**Aim:**
Repeat every record below exactly as it appears.

**Entries from a dataset:**
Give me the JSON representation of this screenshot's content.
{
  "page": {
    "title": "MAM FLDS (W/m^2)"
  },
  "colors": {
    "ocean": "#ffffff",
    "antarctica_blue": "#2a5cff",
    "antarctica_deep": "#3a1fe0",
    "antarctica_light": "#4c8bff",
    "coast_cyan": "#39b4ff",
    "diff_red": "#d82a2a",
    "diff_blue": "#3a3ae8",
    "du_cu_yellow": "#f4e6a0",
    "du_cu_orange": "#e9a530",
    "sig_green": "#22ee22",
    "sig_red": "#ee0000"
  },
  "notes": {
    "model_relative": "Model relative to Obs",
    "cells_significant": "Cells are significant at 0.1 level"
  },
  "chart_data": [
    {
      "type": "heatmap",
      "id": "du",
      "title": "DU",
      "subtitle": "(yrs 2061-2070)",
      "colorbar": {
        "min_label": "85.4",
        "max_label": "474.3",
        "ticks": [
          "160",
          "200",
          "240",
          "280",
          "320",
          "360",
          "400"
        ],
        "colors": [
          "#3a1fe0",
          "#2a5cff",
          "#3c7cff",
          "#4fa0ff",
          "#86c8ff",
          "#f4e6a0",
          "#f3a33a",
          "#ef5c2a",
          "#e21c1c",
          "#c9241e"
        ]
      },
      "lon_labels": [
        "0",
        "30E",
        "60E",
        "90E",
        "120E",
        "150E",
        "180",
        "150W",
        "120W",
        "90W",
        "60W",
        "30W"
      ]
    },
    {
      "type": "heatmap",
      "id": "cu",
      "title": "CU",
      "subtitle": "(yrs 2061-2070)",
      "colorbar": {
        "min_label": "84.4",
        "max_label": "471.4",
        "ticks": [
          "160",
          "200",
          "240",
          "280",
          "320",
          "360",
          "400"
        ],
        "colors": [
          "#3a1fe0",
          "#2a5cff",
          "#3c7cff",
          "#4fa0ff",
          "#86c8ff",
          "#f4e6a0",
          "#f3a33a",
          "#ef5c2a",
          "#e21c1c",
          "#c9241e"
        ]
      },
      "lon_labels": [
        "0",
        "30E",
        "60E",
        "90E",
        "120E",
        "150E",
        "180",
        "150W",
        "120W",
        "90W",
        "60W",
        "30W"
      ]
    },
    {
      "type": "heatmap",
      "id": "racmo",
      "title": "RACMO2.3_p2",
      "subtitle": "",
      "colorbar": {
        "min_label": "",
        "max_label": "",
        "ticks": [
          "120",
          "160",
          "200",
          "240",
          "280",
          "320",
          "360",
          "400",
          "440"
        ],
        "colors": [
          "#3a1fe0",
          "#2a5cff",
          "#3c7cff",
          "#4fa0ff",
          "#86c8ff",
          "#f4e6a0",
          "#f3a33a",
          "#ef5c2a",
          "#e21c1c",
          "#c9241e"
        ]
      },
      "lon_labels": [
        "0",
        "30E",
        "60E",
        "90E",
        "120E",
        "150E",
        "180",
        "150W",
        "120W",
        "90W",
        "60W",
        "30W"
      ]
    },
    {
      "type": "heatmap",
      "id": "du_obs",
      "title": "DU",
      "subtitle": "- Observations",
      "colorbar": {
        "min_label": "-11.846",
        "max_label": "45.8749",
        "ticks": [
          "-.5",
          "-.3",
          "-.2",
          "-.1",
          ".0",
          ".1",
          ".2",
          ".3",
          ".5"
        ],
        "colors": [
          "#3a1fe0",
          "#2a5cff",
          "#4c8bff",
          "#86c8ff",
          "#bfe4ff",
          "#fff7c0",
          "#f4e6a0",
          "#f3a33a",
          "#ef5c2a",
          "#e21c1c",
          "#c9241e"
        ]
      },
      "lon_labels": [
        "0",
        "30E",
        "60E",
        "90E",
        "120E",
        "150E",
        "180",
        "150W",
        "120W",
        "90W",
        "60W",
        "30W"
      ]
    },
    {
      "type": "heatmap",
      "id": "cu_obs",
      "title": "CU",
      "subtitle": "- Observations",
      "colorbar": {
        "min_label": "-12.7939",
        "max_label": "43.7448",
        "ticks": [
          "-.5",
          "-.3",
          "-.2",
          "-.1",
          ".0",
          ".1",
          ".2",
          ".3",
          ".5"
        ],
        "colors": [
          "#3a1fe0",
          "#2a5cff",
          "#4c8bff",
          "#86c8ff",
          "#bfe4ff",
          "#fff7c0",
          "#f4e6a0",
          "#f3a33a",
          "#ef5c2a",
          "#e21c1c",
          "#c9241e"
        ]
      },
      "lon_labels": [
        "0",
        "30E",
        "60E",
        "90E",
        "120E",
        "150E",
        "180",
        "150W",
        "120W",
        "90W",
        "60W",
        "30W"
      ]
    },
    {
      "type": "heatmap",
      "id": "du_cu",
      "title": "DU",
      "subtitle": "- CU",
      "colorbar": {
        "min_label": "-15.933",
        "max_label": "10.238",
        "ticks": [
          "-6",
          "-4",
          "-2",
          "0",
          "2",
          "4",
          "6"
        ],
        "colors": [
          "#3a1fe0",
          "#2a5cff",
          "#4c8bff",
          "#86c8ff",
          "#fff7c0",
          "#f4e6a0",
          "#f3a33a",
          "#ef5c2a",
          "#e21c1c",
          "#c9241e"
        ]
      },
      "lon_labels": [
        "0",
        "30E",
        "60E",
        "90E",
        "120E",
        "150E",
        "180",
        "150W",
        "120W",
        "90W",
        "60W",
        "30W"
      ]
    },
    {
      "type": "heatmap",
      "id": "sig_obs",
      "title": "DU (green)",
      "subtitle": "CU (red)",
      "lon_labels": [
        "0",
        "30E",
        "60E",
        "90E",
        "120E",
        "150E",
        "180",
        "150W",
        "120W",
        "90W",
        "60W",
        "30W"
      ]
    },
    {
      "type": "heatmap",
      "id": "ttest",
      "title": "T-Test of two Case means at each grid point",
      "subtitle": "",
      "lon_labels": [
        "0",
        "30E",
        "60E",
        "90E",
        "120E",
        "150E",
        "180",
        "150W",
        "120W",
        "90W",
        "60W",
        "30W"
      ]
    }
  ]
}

**Problem solution:**
Give me the JSON representation of this screenshot's content.
{
  "page": {
    "title": "MAM FLDS (W/m^2)"
  },
  "colors": {
    "ocean": "#ffffff",
    "antarctica_blue": "#2a5cff",
    "antarctica_deep": "#3a1fe0",
    "antarctica_light": "#4c8bff",
    "coast_cyan": "#39b4ff",
    "diff_red": "#d82a2a",
    "diff_blue": "#3a3ae8",
    "du_cu_yellow": "#f4e6a0",
    "du_cu_orange": "#e9a530",
    "sig_green": "#22ee22",
    "sig_red": "#ee0000"
  },
  "notes": {
    "model_relative": "Model relative to Obs",
    "cells_significant": "Cells are significant at 0.1 level"
  },
  "chart_data": [
    {
      "type": "heatmap",
      "id": "du",
      "title": "DU",
      "subtitle": "(yrs 2061-2070)",
      "colorbar": {
        "min_label": "85.4",
        "max_label": "474.3",
        "ticks": [
          "160",
          "200",
          "240",
          "280",
          "320",
          "360",
          "400"
        ],
        "colors": [
          "#3a1fe0",
          "#2a5cff",
          "#3c7cff",
          "#4fa0ff",
          "#86c8ff",
          "#f4e6a0",
          "#f3a33a",
          "#ef5c2a",
          "#e21c1c",
          "#c9241e"
        ]
      },
      "lon_labels": [
        "0",
        "30E",
        "60E",
        "90E",
        "120E",
        "150E",
        "180",
        "150W",
        "120W",
        "90W",
        "60W",
        "30W"
      ]
    },
    {
      "type": "heatmap",
      "id": "cu",
      "title": "CU",
      "subtitle": "(yrs 2061-2070)",
      "colorbar": {
        "min_label": "84.4",
        "max_label": "471.4",
        "ticks": [
          "160",
          "200",
          "240",
          "280",
          "320",
          "360",
          "400"
        ],
        "colors": [
          "#3a1fe0",
          "#2a5cff",
          "#3c7cff",
          "#4fa0ff",
          "#86c8ff",
          "#f4e6a0",
          "#f3a33a",
          "#ef5c2a",
          "#e21c1c",
          "#c9241e"
        ]
      },
      "lon_labels": [
        "0",
        "30E",
        "60E",
        "90E",
        "120E",
        "150E",
        "180",
        "150W",
        "120W",
        "90W",
        "60W",
        "30W"
      ]
    },
    {
      "type": "heatmap",
      "id": "racmo",
      "title": "RACMO2.3_p2",
      "subtitle": "",
      "colorbar": {
        "min_label": "",
        "max_label": "",
        "ticks": [
          "120",
          "160",
          "200",
          "240",
          "280",
          "320",
          "360",
          "400",
          "440"
        ],
        "colors": [
          "#3a1fe0",
          "#2a5cff",
          "#3c7cff",
          "#4fa0ff",
          "#86c8ff",
          "#f4e6a0",
          "#f3a33a",
          "#ef5c2a",
          "#e21c1c",
          "#c9241e"
        ]
      },
      "lon_labels": [
        "0",
        "30E",
        "60E",
        "90E",
        "120E",
        "150E",
        "180",
        "150W",
        "120W",
        "90W",
        "60W",
        "30W"
      ]
    },
    {
      "type": "heatmap",
      "id": "du_obs",
      "title": "DU",
      "subtitle": "- Observations",
      "colorbar": {
        "min_label": "-11.846",
        "max_label": "45.8749",
        "ticks": [
          "-.5",
          "-.3",
          "-.2",
          "-.1",
          ".0",
          ".1",
          ".2",
          ".3",
          ".5"
        ],
        "colors": [
          "#3a1fe0",
          "#2a5cff",
          "#4c8bff",
          "#86c8ff",
          "#bfe4ff",
          "#fff7c0",
          "#f4e6a0",
          "#f3a33a",
          "#ef5c2a",
          "#e21c1c",
          "#c9241e"
        ]
      },
      "lon_labels": [
        "0",
        "30E",
        "60E",
        "90E",
        "120E",
        "150E",
        "180",
        "150W",
        "120W",
        "90W",
        "60W",
        "30W"
      ]
    },
    {
      "type": "heatmap",
      "id": "cu_obs",
      "title": "CU",
      "subtitle": "- Observations",
      "colorbar": {
        "min_label": "-12.7939",
        "max_label": "43.7448",
        "ticks": [
          "-.5",
          "-.3",
          "-.2",
          "-.1",
          ".0",
          ".1",
          ".2",
          ".3",
          ".5"
        ],
        "colors": [
          "#3a1fe0",
          "#2a5cff",
          "#4c8bff",
          "#86c8ff",
          "#bfe4ff",
          "#fff7c0",
          "#f4e6a0",
          "#f3a33a",
          "#ef5c2a",
          "#e21c1c",
          "#c9241e"
        ]
      },
      "lon_labels": [
        "0",
        "30E",
        "60E",
        "90E",
        "120E",
        "150E",
        "180",
        "150W",
        "120W",
        "90W",
        "60W",
        "30W"
      ]
    },
    {
      "type": "heatmap",
      "id": "du_cu",
      "title": "DU",
      "subtitle": "- CU",
      "colorbar": {
        "min_label": "-15.933",
        "max_label": "10.238",
        "ticks": [
          "-6",
          "-4",
          "-2",
          "0",
          "2",
          "4",
          "6"
        ],
        "colors": [
          "#3a1fe0",
          "#2a5cff",
          "#4c8bff",
          "#86c8ff",
          "#fff7c0",
          "#f4e6a0",
          "#f3a33a",
          "#ef5c2a",
          "#e21c1c",
          "#c9241e"
        ]
      },
      "lon_labels": [
        "0",
        "30E",
        "60E",
        "90E",
        "120E",
        "150E",
        "180",
        "150W",
        "120W",
        "90W",
        "60W",
        "30W"
      ]
    },
    {
      "type": "heatmap",
      "id": "sig_obs",
      "title": "DU (green)",
      "subtitle": "CU (red)",
      "lon_labels": [
        "0",
        "30E",
        "60E",
        "90E",
        "120E",
        "150E",
        "180",
        "150W",
        "120W",
        "90W",
        "60W",
        "30W"
      ]
    },
    {
      "type": "heatmap",
      "id": "ttest",
      "title": "T-Test of two Case means at each grid point",
      "subtitle": "",
      "lon_labels": [
        "0",
        "30E",
        "60E",
        "90E",
        "120E",
        "150E",
        "180",
        "150W",
        "120W",
        "90W",
        "60W",
        "30W"
      ]
    }
  ]
}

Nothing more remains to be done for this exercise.